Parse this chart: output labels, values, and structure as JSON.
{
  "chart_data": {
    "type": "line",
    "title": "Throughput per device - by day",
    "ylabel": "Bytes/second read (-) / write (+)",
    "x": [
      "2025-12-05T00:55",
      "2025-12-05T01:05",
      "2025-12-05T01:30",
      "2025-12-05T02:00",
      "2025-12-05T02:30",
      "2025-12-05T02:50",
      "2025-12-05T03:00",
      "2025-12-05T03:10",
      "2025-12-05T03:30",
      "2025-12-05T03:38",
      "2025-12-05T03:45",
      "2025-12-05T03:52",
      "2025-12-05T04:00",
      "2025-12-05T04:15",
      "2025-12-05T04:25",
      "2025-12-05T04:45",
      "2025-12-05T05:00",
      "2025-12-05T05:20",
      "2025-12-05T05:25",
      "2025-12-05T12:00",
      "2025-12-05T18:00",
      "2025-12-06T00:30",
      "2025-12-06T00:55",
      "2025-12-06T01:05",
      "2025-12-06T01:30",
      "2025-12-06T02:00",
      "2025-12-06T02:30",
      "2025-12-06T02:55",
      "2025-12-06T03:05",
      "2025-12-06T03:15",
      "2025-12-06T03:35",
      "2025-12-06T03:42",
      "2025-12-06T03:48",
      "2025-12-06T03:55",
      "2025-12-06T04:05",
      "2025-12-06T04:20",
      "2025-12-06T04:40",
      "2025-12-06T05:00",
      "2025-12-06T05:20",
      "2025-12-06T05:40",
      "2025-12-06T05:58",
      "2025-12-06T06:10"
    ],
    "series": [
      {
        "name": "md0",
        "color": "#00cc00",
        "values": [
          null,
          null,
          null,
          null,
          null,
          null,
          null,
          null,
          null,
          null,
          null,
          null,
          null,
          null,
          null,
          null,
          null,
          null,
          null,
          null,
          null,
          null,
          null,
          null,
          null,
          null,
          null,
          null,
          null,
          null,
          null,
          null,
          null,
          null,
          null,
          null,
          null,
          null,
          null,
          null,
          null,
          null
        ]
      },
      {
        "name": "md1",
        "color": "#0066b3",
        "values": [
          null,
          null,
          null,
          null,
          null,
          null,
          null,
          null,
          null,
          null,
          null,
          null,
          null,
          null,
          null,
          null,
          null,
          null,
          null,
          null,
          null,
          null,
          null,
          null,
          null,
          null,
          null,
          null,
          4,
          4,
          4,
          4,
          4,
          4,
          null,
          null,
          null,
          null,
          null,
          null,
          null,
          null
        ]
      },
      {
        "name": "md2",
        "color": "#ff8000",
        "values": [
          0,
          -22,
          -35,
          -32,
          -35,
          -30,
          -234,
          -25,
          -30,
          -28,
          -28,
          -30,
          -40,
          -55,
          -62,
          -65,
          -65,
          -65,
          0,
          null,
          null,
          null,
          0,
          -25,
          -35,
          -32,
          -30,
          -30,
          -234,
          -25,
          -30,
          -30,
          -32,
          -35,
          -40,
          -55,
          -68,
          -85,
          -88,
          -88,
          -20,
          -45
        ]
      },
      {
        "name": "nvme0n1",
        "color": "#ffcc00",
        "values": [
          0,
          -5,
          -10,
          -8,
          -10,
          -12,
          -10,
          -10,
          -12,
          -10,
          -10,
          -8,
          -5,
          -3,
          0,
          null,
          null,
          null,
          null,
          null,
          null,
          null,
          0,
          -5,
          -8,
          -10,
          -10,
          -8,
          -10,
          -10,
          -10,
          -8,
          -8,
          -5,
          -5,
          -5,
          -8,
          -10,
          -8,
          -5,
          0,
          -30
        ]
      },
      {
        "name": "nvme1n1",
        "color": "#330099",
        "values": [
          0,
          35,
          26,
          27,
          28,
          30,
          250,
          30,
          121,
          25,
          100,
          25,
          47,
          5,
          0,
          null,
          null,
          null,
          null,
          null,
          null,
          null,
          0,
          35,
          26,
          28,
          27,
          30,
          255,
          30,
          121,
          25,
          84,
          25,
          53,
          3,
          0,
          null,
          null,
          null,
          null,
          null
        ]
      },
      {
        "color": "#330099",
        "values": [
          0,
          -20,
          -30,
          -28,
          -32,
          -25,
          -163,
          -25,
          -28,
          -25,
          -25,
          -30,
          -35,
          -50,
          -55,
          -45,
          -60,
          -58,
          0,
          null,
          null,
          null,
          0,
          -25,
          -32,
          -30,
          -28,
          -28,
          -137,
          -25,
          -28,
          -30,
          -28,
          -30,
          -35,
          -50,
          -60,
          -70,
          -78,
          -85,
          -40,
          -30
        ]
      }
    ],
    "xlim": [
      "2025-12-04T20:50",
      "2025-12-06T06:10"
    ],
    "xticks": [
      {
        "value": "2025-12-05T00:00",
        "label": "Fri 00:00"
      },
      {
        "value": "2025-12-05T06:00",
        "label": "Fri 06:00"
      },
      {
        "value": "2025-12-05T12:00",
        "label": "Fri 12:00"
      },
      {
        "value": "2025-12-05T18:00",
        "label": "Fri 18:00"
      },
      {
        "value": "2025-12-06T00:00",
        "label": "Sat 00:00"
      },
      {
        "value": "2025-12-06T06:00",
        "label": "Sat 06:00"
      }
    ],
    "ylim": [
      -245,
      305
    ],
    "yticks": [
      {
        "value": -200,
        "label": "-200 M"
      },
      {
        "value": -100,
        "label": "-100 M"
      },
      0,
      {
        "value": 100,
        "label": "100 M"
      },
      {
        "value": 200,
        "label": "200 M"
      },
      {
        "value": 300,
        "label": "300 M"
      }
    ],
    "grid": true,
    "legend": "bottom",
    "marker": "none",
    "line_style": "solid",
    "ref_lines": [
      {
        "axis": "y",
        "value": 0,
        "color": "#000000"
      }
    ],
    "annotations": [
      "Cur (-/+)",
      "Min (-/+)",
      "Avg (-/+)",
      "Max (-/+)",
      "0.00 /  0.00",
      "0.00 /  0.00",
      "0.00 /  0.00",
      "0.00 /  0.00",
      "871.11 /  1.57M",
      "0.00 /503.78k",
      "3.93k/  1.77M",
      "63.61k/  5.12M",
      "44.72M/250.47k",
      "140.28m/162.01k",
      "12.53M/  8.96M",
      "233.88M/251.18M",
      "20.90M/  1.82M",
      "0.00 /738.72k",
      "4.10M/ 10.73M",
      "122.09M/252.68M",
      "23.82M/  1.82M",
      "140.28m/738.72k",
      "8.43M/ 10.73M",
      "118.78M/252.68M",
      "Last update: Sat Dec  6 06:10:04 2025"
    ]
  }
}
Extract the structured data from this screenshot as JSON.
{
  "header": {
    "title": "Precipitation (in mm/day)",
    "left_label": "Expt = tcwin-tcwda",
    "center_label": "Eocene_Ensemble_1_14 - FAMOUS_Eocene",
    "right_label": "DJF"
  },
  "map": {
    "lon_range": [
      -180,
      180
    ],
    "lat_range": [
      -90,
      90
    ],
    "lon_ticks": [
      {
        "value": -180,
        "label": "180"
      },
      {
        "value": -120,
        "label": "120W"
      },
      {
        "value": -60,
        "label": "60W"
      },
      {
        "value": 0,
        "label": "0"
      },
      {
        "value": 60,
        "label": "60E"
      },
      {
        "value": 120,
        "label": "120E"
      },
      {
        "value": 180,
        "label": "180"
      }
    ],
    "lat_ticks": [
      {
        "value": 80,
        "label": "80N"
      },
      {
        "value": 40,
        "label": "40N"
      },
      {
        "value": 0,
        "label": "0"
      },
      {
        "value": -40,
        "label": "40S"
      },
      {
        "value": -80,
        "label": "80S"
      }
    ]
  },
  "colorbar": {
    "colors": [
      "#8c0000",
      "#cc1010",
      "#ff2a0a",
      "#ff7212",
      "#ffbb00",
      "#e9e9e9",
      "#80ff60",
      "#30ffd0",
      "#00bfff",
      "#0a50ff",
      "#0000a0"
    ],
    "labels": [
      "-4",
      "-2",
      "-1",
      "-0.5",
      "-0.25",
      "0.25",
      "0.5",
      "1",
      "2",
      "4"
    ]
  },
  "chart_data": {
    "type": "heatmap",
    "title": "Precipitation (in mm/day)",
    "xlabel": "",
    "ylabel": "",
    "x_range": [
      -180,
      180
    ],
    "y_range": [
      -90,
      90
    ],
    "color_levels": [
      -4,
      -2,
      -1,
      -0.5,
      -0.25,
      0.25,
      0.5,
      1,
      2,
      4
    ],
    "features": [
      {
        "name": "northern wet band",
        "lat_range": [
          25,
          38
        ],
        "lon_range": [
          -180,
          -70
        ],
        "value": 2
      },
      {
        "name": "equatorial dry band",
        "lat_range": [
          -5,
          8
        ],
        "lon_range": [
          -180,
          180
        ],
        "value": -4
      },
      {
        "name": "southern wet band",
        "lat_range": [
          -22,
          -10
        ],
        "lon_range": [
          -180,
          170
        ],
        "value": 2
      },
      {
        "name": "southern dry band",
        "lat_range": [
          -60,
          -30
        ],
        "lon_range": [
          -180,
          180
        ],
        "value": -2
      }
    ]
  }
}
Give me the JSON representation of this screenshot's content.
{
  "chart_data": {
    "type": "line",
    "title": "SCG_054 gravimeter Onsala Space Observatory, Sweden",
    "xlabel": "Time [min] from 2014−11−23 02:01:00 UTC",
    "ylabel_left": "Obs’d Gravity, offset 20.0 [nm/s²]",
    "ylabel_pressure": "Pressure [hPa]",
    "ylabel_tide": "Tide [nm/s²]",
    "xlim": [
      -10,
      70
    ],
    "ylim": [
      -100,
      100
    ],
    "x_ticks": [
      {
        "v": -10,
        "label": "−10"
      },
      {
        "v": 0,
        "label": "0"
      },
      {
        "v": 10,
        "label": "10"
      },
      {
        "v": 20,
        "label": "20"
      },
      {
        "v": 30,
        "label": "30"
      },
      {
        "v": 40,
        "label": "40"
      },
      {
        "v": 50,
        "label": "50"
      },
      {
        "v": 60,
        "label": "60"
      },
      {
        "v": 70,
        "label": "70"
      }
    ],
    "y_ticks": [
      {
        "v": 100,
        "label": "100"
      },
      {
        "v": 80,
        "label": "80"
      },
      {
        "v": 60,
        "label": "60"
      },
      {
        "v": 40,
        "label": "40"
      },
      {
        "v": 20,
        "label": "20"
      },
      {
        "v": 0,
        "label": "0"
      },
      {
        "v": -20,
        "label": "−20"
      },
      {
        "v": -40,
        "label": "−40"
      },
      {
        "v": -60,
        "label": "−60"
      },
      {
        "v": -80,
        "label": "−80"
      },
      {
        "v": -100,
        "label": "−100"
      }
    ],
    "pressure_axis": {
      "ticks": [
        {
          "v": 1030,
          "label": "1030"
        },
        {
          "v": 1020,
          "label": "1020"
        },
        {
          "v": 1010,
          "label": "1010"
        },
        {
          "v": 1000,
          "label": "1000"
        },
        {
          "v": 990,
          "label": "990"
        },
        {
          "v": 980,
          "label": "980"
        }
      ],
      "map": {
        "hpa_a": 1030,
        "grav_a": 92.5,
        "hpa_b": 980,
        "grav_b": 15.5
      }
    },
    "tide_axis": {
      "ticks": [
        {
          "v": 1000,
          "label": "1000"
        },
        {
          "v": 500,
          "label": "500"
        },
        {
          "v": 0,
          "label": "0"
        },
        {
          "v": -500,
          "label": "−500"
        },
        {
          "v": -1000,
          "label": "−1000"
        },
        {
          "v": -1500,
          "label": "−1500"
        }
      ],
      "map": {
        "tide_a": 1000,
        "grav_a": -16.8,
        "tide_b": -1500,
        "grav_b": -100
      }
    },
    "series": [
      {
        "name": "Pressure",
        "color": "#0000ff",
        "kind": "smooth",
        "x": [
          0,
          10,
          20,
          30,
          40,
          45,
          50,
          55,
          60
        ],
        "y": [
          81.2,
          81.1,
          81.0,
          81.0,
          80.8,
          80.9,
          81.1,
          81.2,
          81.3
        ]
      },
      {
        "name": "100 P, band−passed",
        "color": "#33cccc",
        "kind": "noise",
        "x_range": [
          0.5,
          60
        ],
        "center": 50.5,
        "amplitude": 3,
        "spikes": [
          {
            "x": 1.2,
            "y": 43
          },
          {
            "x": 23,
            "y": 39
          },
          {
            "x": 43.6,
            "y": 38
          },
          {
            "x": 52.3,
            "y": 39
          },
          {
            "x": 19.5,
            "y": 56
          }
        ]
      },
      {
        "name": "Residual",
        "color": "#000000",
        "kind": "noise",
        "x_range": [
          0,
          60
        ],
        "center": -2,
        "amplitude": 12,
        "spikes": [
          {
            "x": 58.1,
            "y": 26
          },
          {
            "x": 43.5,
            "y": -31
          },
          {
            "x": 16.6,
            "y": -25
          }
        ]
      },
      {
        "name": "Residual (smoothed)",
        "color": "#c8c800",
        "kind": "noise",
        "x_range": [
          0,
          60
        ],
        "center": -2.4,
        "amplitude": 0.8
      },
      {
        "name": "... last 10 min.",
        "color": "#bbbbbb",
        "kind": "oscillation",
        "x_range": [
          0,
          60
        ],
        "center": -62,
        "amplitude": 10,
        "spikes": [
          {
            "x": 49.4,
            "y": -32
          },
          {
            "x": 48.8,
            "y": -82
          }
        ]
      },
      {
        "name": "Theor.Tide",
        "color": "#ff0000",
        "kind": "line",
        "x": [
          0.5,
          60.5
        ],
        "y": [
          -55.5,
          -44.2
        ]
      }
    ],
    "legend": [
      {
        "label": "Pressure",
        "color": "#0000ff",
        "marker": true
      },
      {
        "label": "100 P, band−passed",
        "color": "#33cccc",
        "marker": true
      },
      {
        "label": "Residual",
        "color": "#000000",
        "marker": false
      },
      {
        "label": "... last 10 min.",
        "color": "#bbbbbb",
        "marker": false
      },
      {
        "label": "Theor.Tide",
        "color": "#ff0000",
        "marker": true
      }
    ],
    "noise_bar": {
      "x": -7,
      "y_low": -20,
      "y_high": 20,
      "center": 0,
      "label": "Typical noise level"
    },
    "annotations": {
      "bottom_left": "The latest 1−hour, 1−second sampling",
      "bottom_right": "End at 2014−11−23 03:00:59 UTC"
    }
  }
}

===============

▶ [PROBLEM REQUIREMENTS]: Collect, from the material above, every line containing the word "this".

▶ [COMPLETE RESPONSE]:
Parse this chart: output labels, values, and structure as JSON.
Extract the structured data from this screenshot as JSON.
Give me the JSON representation of this screenshot's content.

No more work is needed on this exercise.